- _TASK OBJECTIVE_
Transcribe each entry exactly, without pictures.

===

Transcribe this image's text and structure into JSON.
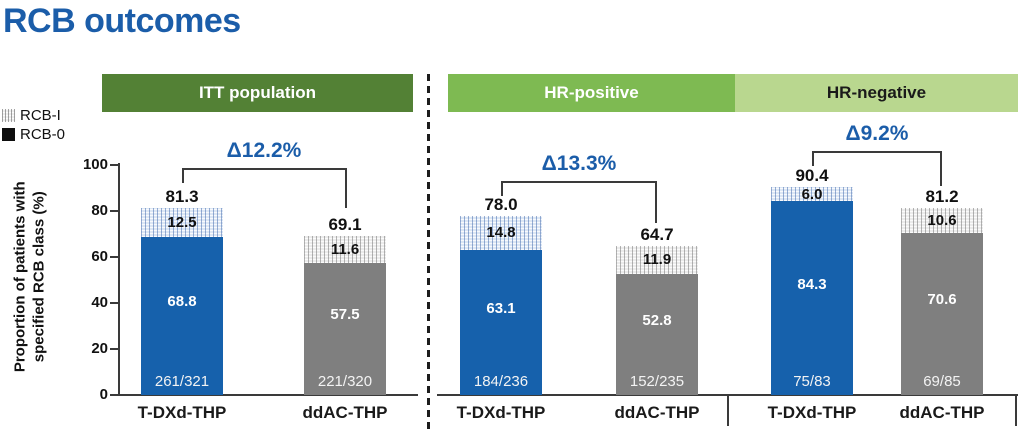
{
  "title": "RCB outcomes",
  "legend": {
    "rcb1_label": "RCB-I",
    "rcb0_label": "RCB-0"
  },
  "axis": {
    "ylabel_line1": "Proportion of patients with",
    "ylabel_line2": "specified RCB class (%)",
    "ticks": [
      "100",
      "80",
      "60",
      "40",
      "20",
      "0"
    ]
  },
  "colors": {
    "title_blue": "#1b5da9",
    "bar_blue": "#1661ac",
    "bar_gray": "#7f7f7f",
    "header_dark_green": "#538135",
    "header_mid_green": "#7eba52",
    "header_light_green": "#b9d78f"
  },
  "chart_data": {
    "type": "bar",
    "stacked": true,
    "unit": "%",
    "ylim": [
      0,
      100
    ],
    "ylabel": "Proportion of patients with specified RCB class (%)",
    "segments": [
      "RCB-0",
      "RCB-I"
    ],
    "groups": [
      {
        "name": "ITT population",
        "delta": "Δ12.2%",
        "bars": [
          {
            "arm": "T-DXd-THP",
            "total": "81.3",
            "rcb1": "12.5",
            "rcb0": "68.8",
            "fraction": "261/321"
          },
          {
            "arm": "ddAC-THP",
            "total": "69.1",
            "rcb1": "11.6",
            "rcb0": "57.5",
            "fraction": "221/320"
          }
        ]
      },
      {
        "name": "HR-positive",
        "delta": "Δ13.3%",
        "bars": [
          {
            "arm": "T-DXd-THP",
            "total": "78.0",
            "rcb1": "14.8",
            "rcb0": "63.1",
            "fraction": "184/236"
          },
          {
            "arm": "ddAC-THP",
            "total": "64.7",
            "rcb1": "11.9",
            "rcb0": "52.8",
            "fraction": "152/235"
          }
        ]
      },
      {
        "name": "HR-negative",
        "delta": "Δ9.2%",
        "bars": [
          {
            "arm": "T-DXd-THP",
            "total": "90.4",
            "rcb1": "6.0",
            "rcb0": "84.3",
            "fraction": "75/83"
          },
          {
            "arm": "ddAC-THP",
            "total": "81.2",
            "rcb1": "10.6",
            "rcb0": "70.6",
            "fraction": "69/85"
          }
        ]
      }
    ]
  }
}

===

- _WRITTEN SOLUTION_
Transcribe this image's text and structure into JSON.
{
  "title": "RCB outcomes",
  "legend": {
    "rcb1_label": "RCB-I",
    "rcb0_label": "RCB-0"
  },
  "axis": {
    "ylabel_line1": "Proportion of patients with",
    "ylabel_line2": "specified RCB class (%)",
    "ticks": [
      "100",
      "80",
      "60",
      "40",
      "20",
      "0"
    ]
  },
  "colors": {
    "title_blue": "#1b5da9",
    "bar_blue": "#1661ac",
    "bar_gray": "#7f7f7f",
    "header_dark_green": "#538135",
    "header_mid_green": "#7eba52",
    "header_light_green": "#b9d78f"
  },
  "chart_data": {
    "type": "bar",
    "stacked": true,
    "unit": "%",
    "ylim": [
      0,
      100
    ],
    "ylabel": "Proportion of patients with specified RCB class (%)",
    "segments": [
      "RCB-0",
      "RCB-I"
    ],
    "groups": [
      {
        "name": "ITT population",
        "delta": "Δ12.2%",
        "bars": [
          {
            "arm": "T-DXd-THP",
            "total": "81.3",
            "rcb1": "12.5",
            "rcb0": "68.8",
            "fraction": "261/321"
          },
          {
            "arm": "ddAC-THP",
            "total": "69.1",
            "rcb1": "11.6",
            "rcb0": "57.5",
            "fraction": "221/320"
          }
        ]
      },
      {
        "name": "HR-positive",
        "delta": "Δ13.3%",
        "bars": [
          {
            "arm": "T-DXd-THP",
            "total": "78.0",
            "rcb1": "14.8",
            "rcb0": "63.1",
            "fraction": "184/236"
          },
          {
            "arm": "ddAC-THP",
            "total": "64.7",
            "rcb1": "11.9",
            "rcb0": "52.8",
            "fraction": "152/235"
          }
        ]
      },
      {
        "name": "HR-negative",
        "delta": "Δ9.2%",
        "bars": [
          {
            "arm": "T-DXd-THP",
            "total": "90.4",
            "rcb1": "6.0",
            "rcb0": "84.3",
            "fraction": "75/83"
          },
          {
            "arm": "ddAC-THP",
            "total": "81.2",
            "rcb1": "10.6",
            "rcb0": "70.6",
            "fraction": "69/85"
          }
        ]
      }
    ]
  }
}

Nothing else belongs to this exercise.